━━━ Provided data ━━━

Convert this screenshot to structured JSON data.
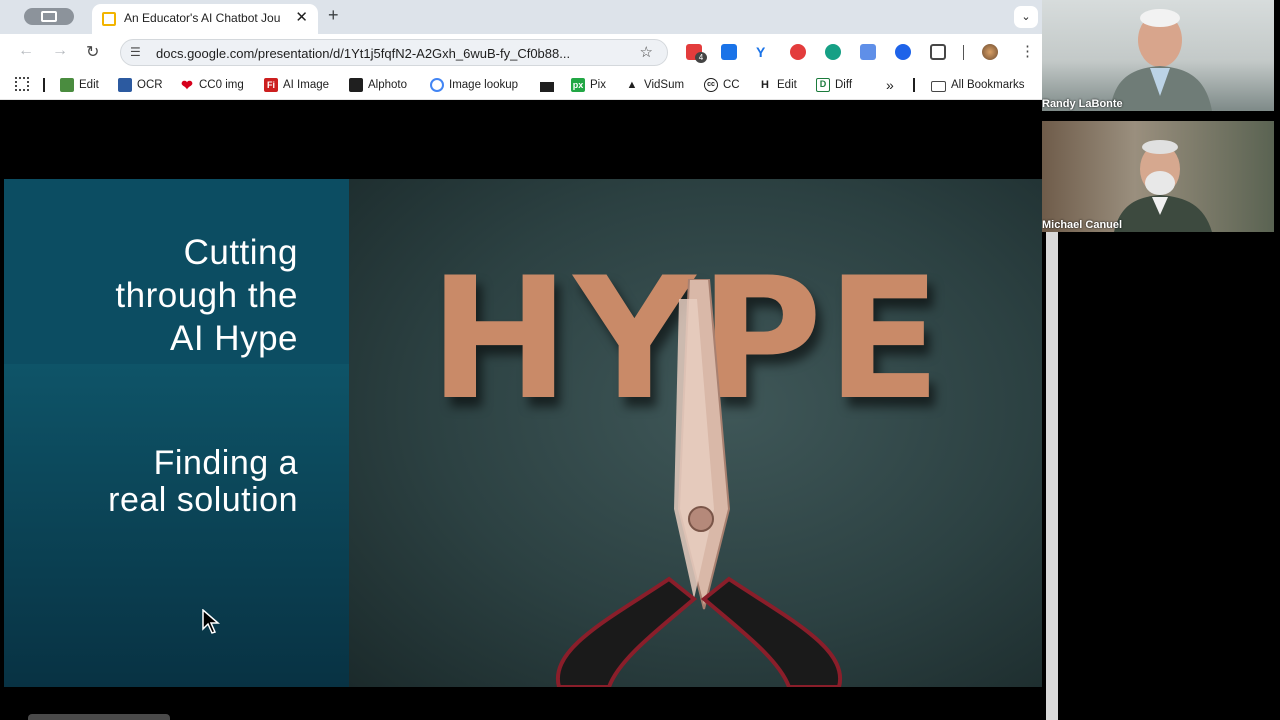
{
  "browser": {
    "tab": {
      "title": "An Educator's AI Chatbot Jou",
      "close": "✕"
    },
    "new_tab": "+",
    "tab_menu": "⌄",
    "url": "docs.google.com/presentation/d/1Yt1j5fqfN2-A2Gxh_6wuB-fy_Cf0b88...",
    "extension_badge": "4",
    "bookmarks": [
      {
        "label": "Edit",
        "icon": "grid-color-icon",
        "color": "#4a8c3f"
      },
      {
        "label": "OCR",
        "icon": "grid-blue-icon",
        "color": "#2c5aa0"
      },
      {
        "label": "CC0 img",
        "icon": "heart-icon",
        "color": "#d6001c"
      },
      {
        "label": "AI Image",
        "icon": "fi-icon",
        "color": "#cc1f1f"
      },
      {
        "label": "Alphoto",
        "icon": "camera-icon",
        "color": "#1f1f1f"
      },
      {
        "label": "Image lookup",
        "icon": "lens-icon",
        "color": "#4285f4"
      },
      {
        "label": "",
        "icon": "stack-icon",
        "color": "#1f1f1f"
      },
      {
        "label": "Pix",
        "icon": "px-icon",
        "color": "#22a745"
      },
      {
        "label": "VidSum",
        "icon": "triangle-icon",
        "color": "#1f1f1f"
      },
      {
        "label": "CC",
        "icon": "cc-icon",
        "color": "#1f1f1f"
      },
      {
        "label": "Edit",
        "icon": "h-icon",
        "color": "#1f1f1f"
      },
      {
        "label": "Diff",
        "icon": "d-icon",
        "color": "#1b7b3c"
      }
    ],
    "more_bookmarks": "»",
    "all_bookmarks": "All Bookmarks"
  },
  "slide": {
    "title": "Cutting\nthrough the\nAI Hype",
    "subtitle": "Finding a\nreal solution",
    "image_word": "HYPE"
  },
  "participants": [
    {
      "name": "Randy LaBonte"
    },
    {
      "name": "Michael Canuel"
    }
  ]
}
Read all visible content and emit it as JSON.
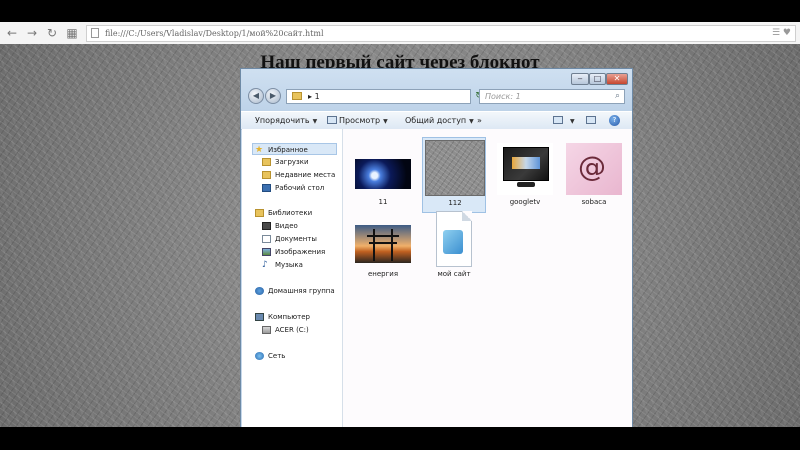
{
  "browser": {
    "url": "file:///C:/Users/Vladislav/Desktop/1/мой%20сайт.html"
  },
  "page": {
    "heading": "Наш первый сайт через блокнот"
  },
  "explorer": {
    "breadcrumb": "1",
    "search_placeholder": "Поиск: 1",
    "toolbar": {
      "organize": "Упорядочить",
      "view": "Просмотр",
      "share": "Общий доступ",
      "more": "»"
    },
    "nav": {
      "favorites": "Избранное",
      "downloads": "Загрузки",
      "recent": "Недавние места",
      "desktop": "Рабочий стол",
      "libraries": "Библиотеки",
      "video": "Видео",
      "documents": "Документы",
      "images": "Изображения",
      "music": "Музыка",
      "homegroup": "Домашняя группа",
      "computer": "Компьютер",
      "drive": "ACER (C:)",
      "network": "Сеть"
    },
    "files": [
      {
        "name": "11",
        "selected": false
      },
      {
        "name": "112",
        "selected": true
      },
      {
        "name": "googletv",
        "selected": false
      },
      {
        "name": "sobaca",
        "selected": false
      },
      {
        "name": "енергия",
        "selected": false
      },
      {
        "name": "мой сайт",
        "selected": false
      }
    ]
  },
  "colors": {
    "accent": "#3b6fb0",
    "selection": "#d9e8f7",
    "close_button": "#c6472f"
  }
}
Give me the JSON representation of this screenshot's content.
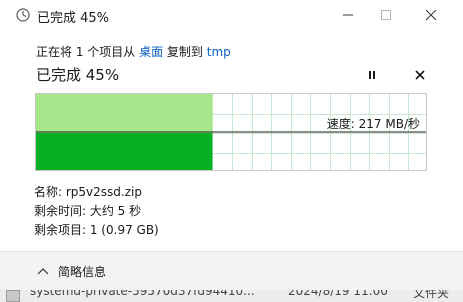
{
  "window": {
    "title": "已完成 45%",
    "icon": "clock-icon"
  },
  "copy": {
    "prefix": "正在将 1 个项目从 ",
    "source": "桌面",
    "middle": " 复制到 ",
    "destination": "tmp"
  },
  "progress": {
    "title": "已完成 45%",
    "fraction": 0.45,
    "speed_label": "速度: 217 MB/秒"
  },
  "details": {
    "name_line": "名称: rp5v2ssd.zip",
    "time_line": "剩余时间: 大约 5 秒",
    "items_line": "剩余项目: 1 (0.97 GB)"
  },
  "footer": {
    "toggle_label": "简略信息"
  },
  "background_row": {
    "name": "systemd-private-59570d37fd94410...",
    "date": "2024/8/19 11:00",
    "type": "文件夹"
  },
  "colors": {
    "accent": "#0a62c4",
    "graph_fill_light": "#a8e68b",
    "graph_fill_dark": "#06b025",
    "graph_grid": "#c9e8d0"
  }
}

━━━

• _To be done_
Provide only the count of lines in the data above that include the string "this".

• _Exercise solution_
2